» **Raw records**:
****************
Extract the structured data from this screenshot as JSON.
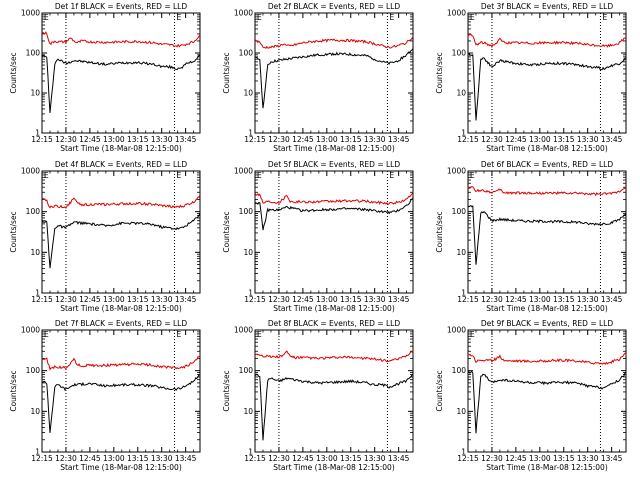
{
  "figure": {
    "x_tick_labels": [
      "12:15",
      "12:30",
      "12:45",
      "13:00",
      "13:15",
      "13:30",
      "13:45"
    ],
    "y_tick_labels": [
      "1",
      "10",
      "100",
      "1000"
    ],
    "ylabel": "Counts/sec",
    "xlabel": "Start Time (18-Mar-08 12:15:00)",
    "marker_labels": [
      "E",
      "E"
    ]
  },
  "chart_data": [
    {
      "type": "line",
      "title": "Det 1f BLACK = Events, RED = LLD",
      "x_range_minutes": [
        0,
        99
      ],
      "xlabel": "Start Time (18-Mar-08 12:15:00)",
      "ylabel": "Counts/sec",
      "ylim": [
        1,
        1000
      ],
      "log_y": true,
      "vlines_minutes": [
        15,
        83
      ],
      "series": [
        {
          "color": "#000000",
          "x": [
            0,
            3,
            5,
            8,
            10,
            15,
            20,
            30,
            40,
            50,
            60,
            70,
            75,
            80,
            84,
            88,
            91,
            95,
            99
          ],
          "values": [
            85,
            80,
            3,
            55,
            70,
            55,
            65,
            58,
            52,
            57,
            58,
            52,
            46,
            45,
            40,
            45,
            55,
            62,
            88
          ]
        },
        {
          "color": "#e00000",
          "x": [
            0,
            3,
            5,
            8,
            10,
            15,
            18,
            20,
            22,
            25,
            30,
            40,
            50,
            60,
            70,
            75,
            80,
            84,
            88,
            91,
            95,
            99
          ],
          "values": [
            320,
            310,
            165,
            200,
            190,
            190,
            240,
            200,
            180,
            200,
            190,
            185,
            190,
            195,
            180,
            165,
            160,
            150,
            155,
            170,
            190,
            280
          ]
        }
      ]
    },
    {
      "type": "line",
      "title": "Det 2f BLACK = Events, RED = LLD",
      "x_range_minutes": [
        0,
        99
      ],
      "xlabel": "Start Time (18-Mar-08 12:15:00)",
      "ylabel": "Counts/sec",
      "ylim": [
        1,
        1000
      ],
      "log_y": true,
      "vlines_minutes": [
        15,
        83
      ],
      "series": [
        {
          "color": "#000000",
          "x": [
            0,
            3,
            5,
            8,
            10,
            15,
            20,
            30,
            40,
            50,
            60,
            70,
            75,
            80,
            84,
            88,
            91,
            95,
            99
          ],
          "values": [
            75,
            70,
            4,
            50,
            60,
            65,
            70,
            80,
            90,
            95,
            92,
            85,
            70,
            60,
            55,
            60,
            70,
            90,
            130
          ]
        },
        {
          "color": "#e00000",
          "x": [
            0,
            3,
            5,
            8,
            10,
            15,
            18,
            20,
            22,
            25,
            30,
            40,
            50,
            60,
            70,
            75,
            80,
            84,
            88,
            91,
            95,
            99
          ],
          "values": [
            200,
            190,
            135,
            140,
            140,
            150,
            170,
            150,
            150,
            160,
            180,
            200,
            210,
            205,
            190,
            170,
            150,
            140,
            145,
            160,
            180,
            260
          ]
        }
      ]
    },
    {
      "type": "line",
      "title": "Det 3f BLACK = Events, RED = LLD",
      "x_range_minutes": [
        0,
        99
      ],
      "xlabel": "Start Time (18-Mar-08 12:15:00)",
      "ylabel": "Counts/sec",
      "ylim": [
        1,
        1000
      ],
      "log_y": true,
      "vlines_minutes": [
        15,
        83
      ],
      "series": [
        {
          "color": "#000000",
          "x": [
            0,
            3,
            5,
            8,
            10,
            15,
            20,
            30,
            40,
            50,
            60,
            70,
            75,
            80,
            84,
            88,
            91,
            95,
            99
          ],
          "values": [
            95,
            90,
            2,
            70,
            75,
            45,
            65,
            55,
            50,
            55,
            55,
            50,
            45,
            45,
            40,
            45,
            50,
            55,
            75
          ]
        },
        {
          "color": "#e00000",
          "x": [
            0,
            3,
            5,
            8,
            10,
            15,
            18,
            20,
            22,
            25,
            30,
            40,
            50,
            60,
            70,
            75,
            80,
            84,
            88,
            91,
            95,
            99
          ],
          "values": [
            280,
            270,
            160,
            180,
            180,
            150,
            180,
            220,
            190,
            180,
            180,
            175,
            180,
            185,
            170,
            160,
            155,
            150,
            150,
            160,
            180,
            250
          ]
        }
      ]
    },
    {
      "type": "line",
      "title": "Det 4f BLACK = Events, RED = LLD",
      "x_range_minutes": [
        0,
        99
      ],
      "xlabel": "Start Time (18-Mar-08 12:15:00)",
      "ylabel": "Counts/sec",
      "ylim": [
        1,
        1000
      ],
      "log_y": true,
      "vlines_minutes": [
        15,
        83
      ],
      "series": [
        {
          "color": "#000000",
          "x": [
            0,
            3,
            5,
            8,
            10,
            15,
            20,
            30,
            40,
            50,
            60,
            70,
            75,
            80,
            84,
            88,
            91,
            95,
            99
          ],
          "values": [
            60,
            55,
            4,
            40,
            45,
            40,
            55,
            50,
            45,
            52,
            52,
            48,
            42,
            40,
            38,
            40,
            48,
            60,
            90
          ]
        },
        {
          "color": "#e00000",
          "x": [
            0,
            3,
            5,
            8,
            10,
            15,
            18,
            20,
            22,
            25,
            30,
            40,
            50,
            60,
            70,
            75,
            80,
            84,
            88,
            91,
            95,
            99
          ],
          "values": [
            200,
            190,
            125,
            140,
            135,
            130,
            170,
            230,
            160,
            150,
            150,
            150,
            155,
            160,
            150,
            140,
            135,
            130,
            135,
            150,
            170,
            260
          ]
        }
      ]
    },
    {
      "type": "line",
      "title": "Det 5f BLACK = Events, RED = LLD",
      "x_range_minutes": [
        0,
        99
      ],
      "xlabel": "Start Time (18-Mar-08 12:15:00)",
      "ylabel": "Counts/sec",
      "ylim": [
        1,
        1000
      ],
      "log_y": true,
      "vlines_minutes": [
        15,
        83
      ],
      "series": [
        {
          "color": "#000000",
          "x": [
            0,
            3,
            5,
            8,
            10,
            15,
            20,
            30,
            40,
            50,
            60,
            70,
            75,
            80,
            84,
            88,
            91,
            95,
            99
          ],
          "values": [
            170,
            160,
            35,
            110,
            110,
            110,
            130,
            105,
            110,
            115,
            118,
            112,
            105,
            100,
            95,
            100,
            115,
            140,
            210
          ]
        },
        {
          "color": "#e00000",
          "x": [
            0,
            3,
            5,
            8,
            10,
            15,
            18,
            20,
            22,
            25,
            30,
            40,
            50,
            60,
            70,
            75,
            80,
            84,
            88,
            91,
            95,
            99
          ],
          "values": [
            280,
            260,
            165,
            180,
            175,
            170,
            210,
            260,
            180,
            175,
            175,
            175,
            180,
            185,
            180,
            170,
            165,
            160,
            165,
            175,
            200,
            290
          ]
        }
      ]
    },
    {
      "type": "line",
      "title": "Det 6f BLACK = Events, RED = LLD",
      "x_range_minutes": [
        0,
        99
      ],
      "xlabel": "Start Time (18-Mar-08 12:15:00)",
      "ylabel": "Counts/sec",
      "ylim": [
        1,
        1000
      ],
      "log_y": true,
      "vlines_minutes": [
        15,
        83
      ],
      "series": [
        {
          "color": "#000000",
          "x": [
            0,
            3,
            5,
            8,
            10,
            15,
            20,
            30,
            40,
            50,
            60,
            70,
            75,
            80,
            84,
            88,
            91,
            95,
            99
          ],
          "values": [
            140,
            130,
            5,
            90,
            100,
            60,
            65,
            60,
            58,
            58,
            56,
            55,
            50,
            50,
            50,
            52,
            55,
            65,
            90
          ]
        },
        {
          "color": "#e00000",
          "x": [
            0,
            3,
            5,
            8,
            10,
            15,
            18,
            20,
            22,
            25,
            30,
            40,
            50,
            60,
            70,
            75,
            80,
            84,
            88,
            91,
            95,
            99
          ],
          "values": [
            400,
            390,
            320,
            340,
            330,
            300,
            310,
            350,
            300,
            290,
            290,
            285,
            285,
            285,
            280,
            275,
            270,
            270,
            275,
            290,
            320,
            420
          ]
        }
      ]
    },
    {
      "type": "line",
      "title": "Det 7f BLACK = Events, RED = LLD",
      "x_range_minutes": [
        0,
        99
      ],
      "xlabel": "Start Time (18-Mar-08 12:15:00)",
      "ylabel": "Counts/sec",
      "ylim": [
        1,
        1000
      ],
      "log_y": true,
      "vlines_minutes": [
        15,
        83
      ],
      "series": [
        {
          "color": "#000000",
          "x": [
            0,
            3,
            5,
            8,
            10,
            15,
            20,
            30,
            40,
            50,
            60,
            70,
            75,
            80,
            84,
            88,
            91,
            95,
            99
          ],
          "values": [
            55,
            50,
            3,
            40,
            45,
            35,
            45,
            48,
            42,
            45,
            45,
            42,
            38,
            36,
            35,
            38,
            45,
            55,
            80
          ]
        },
        {
          "color": "#e00000",
          "x": [
            0,
            3,
            5,
            8,
            10,
            15,
            18,
            20,
            22,
            25,
            30,
            40,
            50,
            60,
            70,
            75,
            80,
            84,
            88,
            91,
            95,
            99
          ],
          "values": [
            200,
            190,
            110,
            125,
            120,
            120,
            150,
            200,
            140,
            130,
            135,
            135,
            140,
            145,
            135,
            125,
            120,
            115,
            120,
            135,
            160,
            230
          ]
        }
      ]
    },
    {
      "type": "line",
      "title": "Det 8f BLACK = Events, RED = LLD",
      "x_range_minutes": [
        0,
        99
      ],
      "xlabel": "Start Time (18-Mar-08 12:15:00)",
      "ylabel": "Counts/sec",
      "ylim": [
        1,
        1000
      ],
      "log_y": true,
      "vlines_minutes": [
        15,
        83
      ],
      "series": [
        {
          "color": "#000000",
          "x": [
            0,
            3,
            5,
            8,
            10,
            15,
            20,
            30,
            40,
            50,
            60,
            70,
            75,
            80,
            84,
            88,
            91,
            95,
            99
          ],
          "values": [
            80,
            75,
            2,
            60,
            65,
            55,
            65,
            55,
            50,
            52,
            55,
            50,
            45,
            45,
            40,
            45,
            50,
            55,
            85
          ]
        },
        {
          "color": "#e00000",
          "x": [
            0,
            3,
            5,
            8,
            10,
            15,
            18,
            20,
            22,
            25,
            30,
            40,
            50,
            60,
            70,
            75,
            80,
            84,
            88,
            91,
            95,
            99
          ],
          "values": [
            260,
            250,
            230,
            230,
            220,
            220,
            240,
            300,
            230,
            210,
            210,
            200,
            210,
            215,
            200,
            190,
            180,
            175,
            185,
            200,
            230,
            320
          ]
        }
      ]
    },
    {
      "type": "line",
      "title": "Det 9f BLACK = Events, RED = LLD",
      "x_range_minutes": [
        0,
        99
      ],
      "xlabel": "Start Time (18-Mar-08 12:15:00)",
      "ylabel": "Counts/sec",
      "ylim": [
        1,
        1000
      ],
      "log_y": true,
      "vlines_minutes": [
        15,
        83
      ],
      "series": [
        {
          "color": "#000000",
          "x": [
            0,
            3,
            5,
            8,
            10,
            15,
            20,
            30,
            40,
            50,
            60,
            70,
            75,
            80,
            84,
            88,
            91,
            95,
            99
          ],
          "values": [
            95,
            90,
            3,
            70,
            80,
            50,
            60,
            55,
            50,
            50,
            52,
            48,
            42,
            40,
            38,
            42,
            50,
            60,
            90
          ]
        },
        {
          "color": "#e00000",
          "x": [
            0,
            3,
            5,
            8,
            10,
            15,
            18,
            20,
            22,
            25,
            30,
            40,
            50,
            60,
            70,
            75,
            80,
            84,
            88,
            91,
            95,
            99
          ],
          "values": [
            250,
            240,
            170,
            185,
            180,
            175,
            200,
            230,
            185,
            175,
            175,
            170,
            175,
            180,
            170,
            160,
            155,
            150,
            155,
            170,
            190,
            280
          ]
        }
      ]
    }
  ]
}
****************
» **Written request**: Pick out the lines that have the word "Events". Copy them all.

» **Answer to this task**:
      "title": "Det 1f BLACK = Events, RED = LLD",
      "title": "Det 2f BLACK = Events, RED = LLD",
      "title": "Det 3f BLACK = Events, RED = LLD",
      "title": "Det 4f BLACK = Events, RED = LLD",
      "title": "Det 5f BLACK = Events, RED = LLD",
      "title": "Det 6f BLACK = Events, RED = LLD",
      "title": "Det 7f BLACK = Events, RED = LLD",
      "title": "Det 8f BLACK = Events, RED = LLD",
      "title": "Det 9f BLACK = Events, RED = LLD",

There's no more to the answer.